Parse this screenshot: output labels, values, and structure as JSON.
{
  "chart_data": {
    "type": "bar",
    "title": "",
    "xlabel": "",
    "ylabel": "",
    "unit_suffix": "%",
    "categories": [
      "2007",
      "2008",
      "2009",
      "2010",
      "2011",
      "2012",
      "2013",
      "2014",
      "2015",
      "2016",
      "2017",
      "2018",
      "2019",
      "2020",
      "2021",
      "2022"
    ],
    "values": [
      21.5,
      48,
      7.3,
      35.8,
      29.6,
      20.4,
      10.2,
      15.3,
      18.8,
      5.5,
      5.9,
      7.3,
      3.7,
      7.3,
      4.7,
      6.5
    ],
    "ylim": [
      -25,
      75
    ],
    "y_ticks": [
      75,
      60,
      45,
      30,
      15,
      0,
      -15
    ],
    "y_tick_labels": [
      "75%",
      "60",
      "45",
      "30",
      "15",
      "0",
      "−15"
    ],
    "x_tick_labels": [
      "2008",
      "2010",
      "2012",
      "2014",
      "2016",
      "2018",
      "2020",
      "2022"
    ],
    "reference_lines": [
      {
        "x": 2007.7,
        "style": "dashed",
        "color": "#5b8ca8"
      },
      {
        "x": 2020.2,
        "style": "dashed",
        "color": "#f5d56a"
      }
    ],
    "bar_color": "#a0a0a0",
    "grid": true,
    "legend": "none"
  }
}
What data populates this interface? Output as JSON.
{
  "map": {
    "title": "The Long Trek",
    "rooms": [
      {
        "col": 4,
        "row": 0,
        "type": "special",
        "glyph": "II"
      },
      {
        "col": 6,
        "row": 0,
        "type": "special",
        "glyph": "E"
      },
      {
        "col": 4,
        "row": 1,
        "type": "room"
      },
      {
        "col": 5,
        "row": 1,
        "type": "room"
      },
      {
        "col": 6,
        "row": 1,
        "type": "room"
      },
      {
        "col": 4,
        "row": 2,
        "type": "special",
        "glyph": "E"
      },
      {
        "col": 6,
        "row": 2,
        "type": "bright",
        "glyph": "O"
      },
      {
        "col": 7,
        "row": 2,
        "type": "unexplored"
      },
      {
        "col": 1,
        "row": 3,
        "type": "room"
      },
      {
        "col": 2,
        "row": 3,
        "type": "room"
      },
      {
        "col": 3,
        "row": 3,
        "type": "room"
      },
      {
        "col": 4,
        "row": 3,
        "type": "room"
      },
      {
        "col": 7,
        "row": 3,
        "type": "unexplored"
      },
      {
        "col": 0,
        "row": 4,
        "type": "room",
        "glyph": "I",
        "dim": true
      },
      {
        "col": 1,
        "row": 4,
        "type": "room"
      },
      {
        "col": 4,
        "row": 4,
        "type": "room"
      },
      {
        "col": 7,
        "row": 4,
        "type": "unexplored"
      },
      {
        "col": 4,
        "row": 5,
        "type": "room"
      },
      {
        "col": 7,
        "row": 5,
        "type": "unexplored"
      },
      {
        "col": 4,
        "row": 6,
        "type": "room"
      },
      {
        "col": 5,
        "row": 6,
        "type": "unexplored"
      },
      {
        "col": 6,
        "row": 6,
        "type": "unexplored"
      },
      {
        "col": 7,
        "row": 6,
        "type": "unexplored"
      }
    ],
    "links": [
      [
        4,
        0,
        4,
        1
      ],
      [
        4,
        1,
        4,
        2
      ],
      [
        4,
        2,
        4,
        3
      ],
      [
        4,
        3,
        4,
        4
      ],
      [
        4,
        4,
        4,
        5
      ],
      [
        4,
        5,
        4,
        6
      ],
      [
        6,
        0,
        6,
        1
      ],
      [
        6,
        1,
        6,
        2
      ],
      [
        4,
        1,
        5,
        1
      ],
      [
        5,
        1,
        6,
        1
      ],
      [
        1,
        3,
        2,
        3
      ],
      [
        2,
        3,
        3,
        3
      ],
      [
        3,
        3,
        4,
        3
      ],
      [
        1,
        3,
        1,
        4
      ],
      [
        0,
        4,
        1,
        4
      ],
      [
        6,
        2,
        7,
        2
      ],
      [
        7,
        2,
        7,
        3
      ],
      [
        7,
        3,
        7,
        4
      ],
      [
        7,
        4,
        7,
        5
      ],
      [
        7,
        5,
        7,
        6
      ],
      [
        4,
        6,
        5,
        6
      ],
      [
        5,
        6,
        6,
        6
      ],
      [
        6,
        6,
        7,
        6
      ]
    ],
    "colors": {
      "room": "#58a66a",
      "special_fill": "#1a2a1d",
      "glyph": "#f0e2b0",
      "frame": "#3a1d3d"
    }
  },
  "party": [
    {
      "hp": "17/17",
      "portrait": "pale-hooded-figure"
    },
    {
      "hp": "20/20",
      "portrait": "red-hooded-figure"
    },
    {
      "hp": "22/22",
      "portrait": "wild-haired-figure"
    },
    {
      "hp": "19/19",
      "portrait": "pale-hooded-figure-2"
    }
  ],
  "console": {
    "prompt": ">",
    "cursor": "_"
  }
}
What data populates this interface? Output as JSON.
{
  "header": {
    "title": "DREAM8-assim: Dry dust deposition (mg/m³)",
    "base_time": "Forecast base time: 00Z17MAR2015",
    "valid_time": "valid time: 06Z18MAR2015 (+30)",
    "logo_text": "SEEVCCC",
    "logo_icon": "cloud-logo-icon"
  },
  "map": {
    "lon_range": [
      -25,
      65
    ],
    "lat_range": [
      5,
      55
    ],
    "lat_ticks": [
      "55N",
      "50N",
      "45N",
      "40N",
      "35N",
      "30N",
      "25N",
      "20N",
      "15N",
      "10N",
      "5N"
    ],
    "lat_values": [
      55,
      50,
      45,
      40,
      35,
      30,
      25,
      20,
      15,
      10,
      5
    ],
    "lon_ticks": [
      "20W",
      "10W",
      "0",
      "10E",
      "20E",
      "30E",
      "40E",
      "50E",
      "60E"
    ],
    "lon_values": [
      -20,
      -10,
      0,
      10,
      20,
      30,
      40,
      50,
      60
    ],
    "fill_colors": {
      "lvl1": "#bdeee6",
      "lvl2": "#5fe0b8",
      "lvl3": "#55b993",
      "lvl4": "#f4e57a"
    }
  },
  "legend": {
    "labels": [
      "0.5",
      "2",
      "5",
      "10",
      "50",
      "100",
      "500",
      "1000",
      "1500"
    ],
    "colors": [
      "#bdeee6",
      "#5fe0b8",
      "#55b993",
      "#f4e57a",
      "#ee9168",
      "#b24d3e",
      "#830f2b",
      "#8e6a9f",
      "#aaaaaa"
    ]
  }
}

= = =

INSTRUCTIONS TO FOLLOW:
Find the lines containing "title" and list every one of them.

RESULT OF THE TASK:
    "title": "",
    "title": "The Long Trek",
    "title": "DREAM8-assim: Dry dust deposition (mg/m³)",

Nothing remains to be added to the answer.